WORK TO BE COMPLETED »
Gather every line in the records below that contains the word "this".
==============================
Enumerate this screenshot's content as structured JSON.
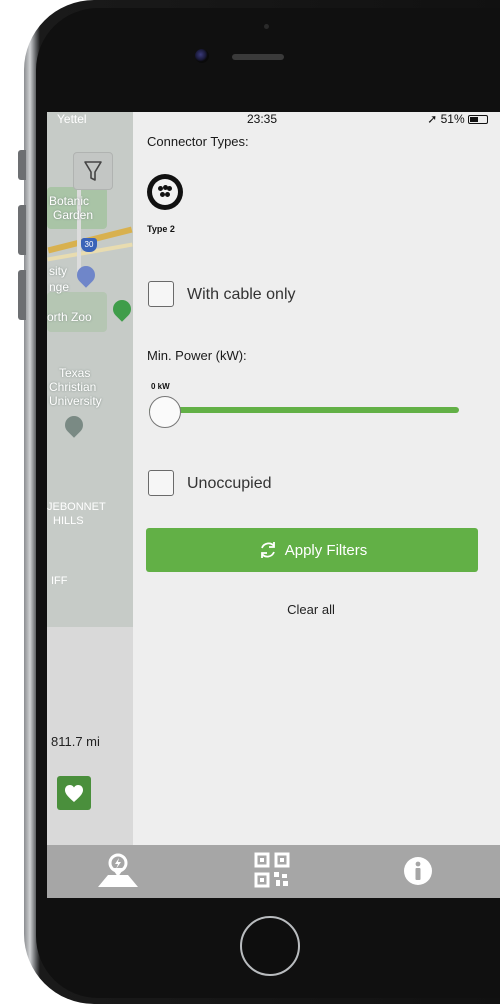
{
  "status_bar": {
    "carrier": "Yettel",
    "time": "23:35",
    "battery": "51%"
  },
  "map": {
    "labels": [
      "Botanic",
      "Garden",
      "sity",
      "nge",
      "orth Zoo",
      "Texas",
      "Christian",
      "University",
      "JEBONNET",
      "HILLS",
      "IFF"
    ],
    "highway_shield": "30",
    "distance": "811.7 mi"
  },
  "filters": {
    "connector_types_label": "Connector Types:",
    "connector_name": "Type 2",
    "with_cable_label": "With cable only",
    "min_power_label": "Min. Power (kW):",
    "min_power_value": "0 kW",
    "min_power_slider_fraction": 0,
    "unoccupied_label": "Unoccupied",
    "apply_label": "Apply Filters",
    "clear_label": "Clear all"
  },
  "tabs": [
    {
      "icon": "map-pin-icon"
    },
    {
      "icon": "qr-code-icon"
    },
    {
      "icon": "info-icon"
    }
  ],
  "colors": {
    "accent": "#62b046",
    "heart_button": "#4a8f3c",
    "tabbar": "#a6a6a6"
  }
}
==============================
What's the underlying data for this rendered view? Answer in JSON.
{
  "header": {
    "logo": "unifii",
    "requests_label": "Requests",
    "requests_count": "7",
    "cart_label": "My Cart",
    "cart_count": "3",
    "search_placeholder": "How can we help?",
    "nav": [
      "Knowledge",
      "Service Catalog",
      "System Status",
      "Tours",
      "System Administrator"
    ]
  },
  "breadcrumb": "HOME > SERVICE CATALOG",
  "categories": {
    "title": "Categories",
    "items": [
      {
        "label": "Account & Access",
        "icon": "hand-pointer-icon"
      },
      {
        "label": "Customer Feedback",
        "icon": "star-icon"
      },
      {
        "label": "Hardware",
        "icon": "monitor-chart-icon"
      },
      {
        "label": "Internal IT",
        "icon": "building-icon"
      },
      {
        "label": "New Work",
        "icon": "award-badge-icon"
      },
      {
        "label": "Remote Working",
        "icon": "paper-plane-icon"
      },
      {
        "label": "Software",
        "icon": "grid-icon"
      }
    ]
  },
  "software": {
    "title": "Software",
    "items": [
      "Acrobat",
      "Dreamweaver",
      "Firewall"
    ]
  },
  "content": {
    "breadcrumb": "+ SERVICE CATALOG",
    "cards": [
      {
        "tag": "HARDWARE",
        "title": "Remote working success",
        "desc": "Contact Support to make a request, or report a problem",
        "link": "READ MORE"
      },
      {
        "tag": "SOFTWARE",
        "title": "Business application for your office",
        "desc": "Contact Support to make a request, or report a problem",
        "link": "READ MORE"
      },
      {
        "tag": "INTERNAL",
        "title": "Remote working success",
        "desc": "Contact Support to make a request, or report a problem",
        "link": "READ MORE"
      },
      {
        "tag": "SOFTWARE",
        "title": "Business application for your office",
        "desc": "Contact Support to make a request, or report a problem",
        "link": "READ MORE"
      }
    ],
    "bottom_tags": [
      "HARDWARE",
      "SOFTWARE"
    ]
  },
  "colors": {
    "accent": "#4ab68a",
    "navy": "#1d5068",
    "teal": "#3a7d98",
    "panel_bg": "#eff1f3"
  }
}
==============================
FULL ANSWER »
Enumerate this screenshot's content as structured JSON.
What's the underlying data for this rendered view? Answer in JSON.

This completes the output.